=== Rows ===
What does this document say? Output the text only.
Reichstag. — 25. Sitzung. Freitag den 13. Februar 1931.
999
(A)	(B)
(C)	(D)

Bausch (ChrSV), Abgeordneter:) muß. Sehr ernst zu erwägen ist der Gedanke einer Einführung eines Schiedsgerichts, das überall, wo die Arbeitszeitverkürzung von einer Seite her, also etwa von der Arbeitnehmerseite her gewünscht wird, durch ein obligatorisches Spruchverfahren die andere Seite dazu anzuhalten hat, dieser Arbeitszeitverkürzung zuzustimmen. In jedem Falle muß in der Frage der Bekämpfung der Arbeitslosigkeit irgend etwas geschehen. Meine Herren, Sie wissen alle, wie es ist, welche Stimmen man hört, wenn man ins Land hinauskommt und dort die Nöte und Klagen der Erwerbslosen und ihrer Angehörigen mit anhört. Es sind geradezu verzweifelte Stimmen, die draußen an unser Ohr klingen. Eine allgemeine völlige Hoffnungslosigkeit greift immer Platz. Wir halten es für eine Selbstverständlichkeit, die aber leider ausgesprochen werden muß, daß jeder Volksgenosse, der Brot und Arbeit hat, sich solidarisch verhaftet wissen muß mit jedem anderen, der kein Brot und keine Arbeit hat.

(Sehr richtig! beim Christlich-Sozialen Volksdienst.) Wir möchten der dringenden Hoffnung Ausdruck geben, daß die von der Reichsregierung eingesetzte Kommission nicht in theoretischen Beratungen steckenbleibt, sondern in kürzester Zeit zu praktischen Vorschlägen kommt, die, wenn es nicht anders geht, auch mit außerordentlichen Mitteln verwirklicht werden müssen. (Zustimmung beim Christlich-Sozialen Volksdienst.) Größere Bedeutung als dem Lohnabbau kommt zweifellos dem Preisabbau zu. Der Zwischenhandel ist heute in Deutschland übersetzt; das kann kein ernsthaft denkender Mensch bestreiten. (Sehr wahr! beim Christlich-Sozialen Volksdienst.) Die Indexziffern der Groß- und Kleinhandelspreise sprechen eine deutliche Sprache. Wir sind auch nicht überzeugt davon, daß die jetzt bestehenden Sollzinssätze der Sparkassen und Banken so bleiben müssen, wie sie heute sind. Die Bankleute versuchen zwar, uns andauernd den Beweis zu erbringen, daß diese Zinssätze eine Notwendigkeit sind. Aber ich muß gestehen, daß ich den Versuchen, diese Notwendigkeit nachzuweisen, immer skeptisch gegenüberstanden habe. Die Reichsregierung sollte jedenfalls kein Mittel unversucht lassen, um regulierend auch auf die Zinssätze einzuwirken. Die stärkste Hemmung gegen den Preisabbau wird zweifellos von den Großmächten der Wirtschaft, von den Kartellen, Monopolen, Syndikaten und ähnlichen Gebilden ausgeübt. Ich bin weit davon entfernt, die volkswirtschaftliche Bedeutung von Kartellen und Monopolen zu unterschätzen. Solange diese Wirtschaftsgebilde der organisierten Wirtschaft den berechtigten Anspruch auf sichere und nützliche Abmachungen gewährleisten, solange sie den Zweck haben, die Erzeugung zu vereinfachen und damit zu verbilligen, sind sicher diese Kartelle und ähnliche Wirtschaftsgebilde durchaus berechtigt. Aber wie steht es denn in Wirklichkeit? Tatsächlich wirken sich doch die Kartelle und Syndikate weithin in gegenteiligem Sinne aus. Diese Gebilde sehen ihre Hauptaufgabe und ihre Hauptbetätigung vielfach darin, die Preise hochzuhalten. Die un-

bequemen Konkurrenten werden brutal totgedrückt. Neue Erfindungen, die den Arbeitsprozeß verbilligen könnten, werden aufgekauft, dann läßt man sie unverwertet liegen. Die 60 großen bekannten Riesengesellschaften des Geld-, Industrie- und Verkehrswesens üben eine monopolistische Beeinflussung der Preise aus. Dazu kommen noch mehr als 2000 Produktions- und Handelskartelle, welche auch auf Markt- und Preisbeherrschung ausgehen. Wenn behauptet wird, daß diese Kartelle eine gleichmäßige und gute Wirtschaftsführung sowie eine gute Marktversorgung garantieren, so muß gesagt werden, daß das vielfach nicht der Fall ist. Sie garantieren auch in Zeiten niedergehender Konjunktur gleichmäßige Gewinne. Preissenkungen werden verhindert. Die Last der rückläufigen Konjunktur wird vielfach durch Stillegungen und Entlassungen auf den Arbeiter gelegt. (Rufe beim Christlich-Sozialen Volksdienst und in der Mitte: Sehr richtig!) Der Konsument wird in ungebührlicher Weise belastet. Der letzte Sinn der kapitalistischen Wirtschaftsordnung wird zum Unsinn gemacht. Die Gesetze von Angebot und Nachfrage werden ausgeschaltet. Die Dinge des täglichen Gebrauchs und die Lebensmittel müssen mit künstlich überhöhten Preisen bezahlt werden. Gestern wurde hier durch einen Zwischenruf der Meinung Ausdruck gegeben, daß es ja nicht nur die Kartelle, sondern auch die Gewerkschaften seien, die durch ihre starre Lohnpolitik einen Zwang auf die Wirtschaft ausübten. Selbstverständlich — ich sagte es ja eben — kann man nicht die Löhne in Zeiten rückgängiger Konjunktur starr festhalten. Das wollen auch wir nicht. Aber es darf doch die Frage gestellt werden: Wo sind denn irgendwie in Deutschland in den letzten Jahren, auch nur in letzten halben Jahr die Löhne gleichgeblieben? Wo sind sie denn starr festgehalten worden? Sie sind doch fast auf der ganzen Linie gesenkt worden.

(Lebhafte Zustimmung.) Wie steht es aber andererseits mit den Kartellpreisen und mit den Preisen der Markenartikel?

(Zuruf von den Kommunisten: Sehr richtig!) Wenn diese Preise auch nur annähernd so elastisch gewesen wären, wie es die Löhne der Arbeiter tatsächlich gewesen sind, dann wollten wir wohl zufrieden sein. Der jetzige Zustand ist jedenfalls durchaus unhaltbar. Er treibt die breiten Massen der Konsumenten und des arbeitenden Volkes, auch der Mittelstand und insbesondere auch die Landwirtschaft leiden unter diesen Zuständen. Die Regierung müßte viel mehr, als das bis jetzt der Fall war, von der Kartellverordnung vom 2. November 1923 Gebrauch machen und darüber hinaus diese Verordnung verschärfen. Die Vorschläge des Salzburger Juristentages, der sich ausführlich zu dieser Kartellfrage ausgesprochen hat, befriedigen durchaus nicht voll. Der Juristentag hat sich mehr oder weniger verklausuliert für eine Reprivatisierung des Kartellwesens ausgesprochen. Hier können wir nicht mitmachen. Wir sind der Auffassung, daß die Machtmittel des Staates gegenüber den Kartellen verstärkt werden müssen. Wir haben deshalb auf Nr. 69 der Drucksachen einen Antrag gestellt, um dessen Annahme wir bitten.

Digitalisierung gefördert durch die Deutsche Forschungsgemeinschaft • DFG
===
- _Problem to work on_: Set down every record above exactly as given.

- _Response_:
What does this document say? Output the text only.
Reichstag. — 25. Sitzung. Freitag den 13. Februar 1931.
999
(A)	(B)
(C)	(D)

Bausch (ChrSV), Abgeordneter:) muß. Sehr ernst zu erwägen ist der Gedanke einer Einführung eines Schiedsgerichts, das überall, wo die Arbeitszeitverkürzung von einer Seite her, also etwa von der Arbeitnehmerseite her gewünscht wird, durch ein obligatorisches Spruchverfahren die andere Seite dazu anzuhalten hat, dieser Arbeitszeitverkürzung zuzustimmen. In jedem Falle muß in der Frage der Bekämpfung der Arbeitslosigkeit irgend etwas geschehen. Meine Herren, Sie wissen alle, wie es ist, welche Stimmen man hört, wenn man ins Land hinauskommt und dort die Nöte und Klagen der Erwerbslosen und ihrer Angehörigen mit anhört. Es sind geradezu verzweifelte Stimmen, die draußen an unser Ohr klingen. Eine allgemeine völlige Hoffnungslosigkeit greift immer Platz. Wir halten es für eine Selbstverständlichkeit, die aber leider ausgesprochen werden muß, daß jeder Volksgenosse, der Brot und Arbeit hat, sich solidarisch verhaftet wissen muß mit jedem anderen, der kein Brot und keine Arbeit hat.

(Sehr richtig! beim Christlich-Sozialen Volksdienst.) Wir möchten der dringenden Hoffnung Ausdruck geben, daß die von der Reichsregierung eingesetzte Kommission nicht in theoretischen Beratungen steckenbleibt, sondern in kürzester Zeit zu praktischen Vorschlägen kommt, die, wenn es nicht anders geht, auch mit außerordentlichen Mitteln verwirklicht werden müssen. (Zustimmung beim Christlich-Sozialen Volksdienst.) Größere Bedeutung als dem Lohnabbau kommt zweifellos dem Preisabbau zu. Der Zwischenhandel ist heute in Deutschland übersetzt; das kann kein ernsthaft denkender Mensch bestreiten. (Sehr wahr! beim Christlich-Sozialen Volksdienst.) Die Indexziffern der Groß- und Kleinhandelspreise sprechen eine deutliche Sprache. Wir sind auch nicht überzeugt davon, daß die jetzt bestehenden Sollzinssätze der Sparkassen und Banken so bleiben müssen, wie sie heute sind. Die Bankleute versuchen zwar, uns andauernd den Beweis zu erbringen, daß diese Zinssätze eine Notwendigkeit sind. Aber ich muß gestehen, daß ich den Versuchen, diese Notwendigkeit nachzuweisen, immer skeptisch gegenüberstanden habe. Die Reichsregierung sollte jedenfalls kein Mittel unversucht lassen, um regulierend auch auf die Zinssätze einzuwirken. Die stärkste Hemmung gegen den Preisabbau wird zweifellos von den Großmächten der Wirtschaft, von den Kartellen, Monopolen, Syndikaten und ähnlichen Gebilden ausgeübt. Ich bin weit davon entfernt, die volkswirtschaftliche Bedeutung von Kartellen und Monopolen zu unterschätzen. Solange diese Wirtschaftsgebilde der organisierten Wirtschaft den berechtigten Anspruch auf sichere und nützliche Abmachungen gewährleisten, solange sie den Zweck haben, die Erzeugung zu vereinfachen und damit zu verbilligen, sind sicher diese Kartelle und ähnliche Wirtschaftsgebilde durchaus berechtigt. Aber wie steht es denn in Wirklichkeit? Tatsächlich wirken sich doch die Kartelle und Syndikate weithin in gegenteiligem Sinne aus. Diese Gebilde sehen ihre Hauptaufgabe und ihre Hauptbetätigung vielfach darin, die Preise hochzuhalten. Die un-

bequemen Konkurrenten werden brutal totgedrückt. Neue Erfindungen, die den Arbeitsprozeß verbilligen könnten, werden aufgekauft, dann läßt man sie unverwertet liegen. Die 60 großen bekannten Riesengesellschaften des Geld-, Industrie- und Verkehrswesens üben eine monopolistische Beeinflussung der Preise aus. Dazu kommen noch mehr als 2000 Produktions- und Handelskartelle, welche auch auf Markt- und Preisbeherrschung ausgehen. Wenn behauptet wird, daß diese Kartelle eine gleichmäßige und gute Wirtschaftsführung sowie eine gute Marktversorgung garantieren, so muß gesagt werden, daß das vielfach nicht der Fall ist. Sie garantieren auch in Zeiten niedergehender Konjunktur gleichmäßige Gewinne. Preissenkungen werden verhindert. Die Last der rückläufigen Konjunktur wird vielfach durch Stillegungen und Entlassungen auf den Arbeiter gelegt. (Rufe beim Christlich-Sozialen Volksdienst und in der Mitte: Sehr richtig!) Der Konsument wird in ungebührlicher Weise belastet. Der letzte Sinn der kapitalistischen Wirtschaftsordnung wird zum Unsinn gemacht. Die Gesetze von Angebot und Nachfrage werden ausgeschaltet. Die Dinge des täglichen Gebrauchs und die Lebensmittel müssen mit künstlich überhöhten Preisen bezahlt werden. Gestern wurde hier durch einen Zwischenruf der Meinung Ausdruck gegeben, daß es ja nicht nur die Kartelle, sondern auch die Gewerkschaften seien, die durch ihre starre Lohnpolitik einen Zwang auf die Wirtschaft ausübten. Selbstverständlich — ich sagte es ja eben — kann man nicht die Löhne in Zeiten rückgängiger Konjunktur starr festhalten. Das wollen auch wir nicht. Aber es darf doch die Frage gestellt werden: Wo sind denn irgendwie in Deutschland in den letzten Jahren, auch nur in letzten halben Jahr die Löhne gleichgeblieben? Wo sind sie denn starr festgehalten worden? Sie sind doch fast auf der ganzen Linie gesenkt worden.

(Lebhafte Zustimmung.) Wie steht es aber andererseits mit den Kartellpreisen und mit den Preisen der Markenartikel?

(Zuruf von den Kommunisten: Sehr richtig!) Wenn diese Preise auch nur annähernd so elastisch gewesen wären, wie es die Löhne der Arbeiter tatsächlich gewesen sind, dann wollten wir wohl zufrieden sein. Der jetzige Zustand ist jedenfalls durchaus unhaltbar. Er treibt die breiten Massen der Konsumenten und des arbeitenden Volkes, auch der Mittelstand und insbesondere auch die Landwirtschaft leiden unter diesen Zuständen. Die Regierung müßte viel mehr, als das bis jetzt der Fall war, von der Kartellverordnung vom 2. November 1923 Gebrauch machen und darüber hinaus diese Verordnung verschärfen. Die Vorschläge des Salzburger Juristentages, der sich ausführlich zu dieser Kartellfrage ausgesprochen hat, befriedigen durchaus nicht voll. Der Juristentag hat sich mehr oder weniger verklausuliert für eine Reprivatisierung des Kartellwesens ausgesprochen. Hier können wir nicht mitmachen. Wir sind der Auffassung, daß die Machtmittel des Staates gegenüber den Kartellen verstärkt werden müssen. Wir haben deshalb auf Nr. 69 der Drucksachen einen Antrag gestellt, um dessen Annahme wir bitten.

Digitalisierung gefördert durch die Deutsche Forschungsgemeinschaft • DFG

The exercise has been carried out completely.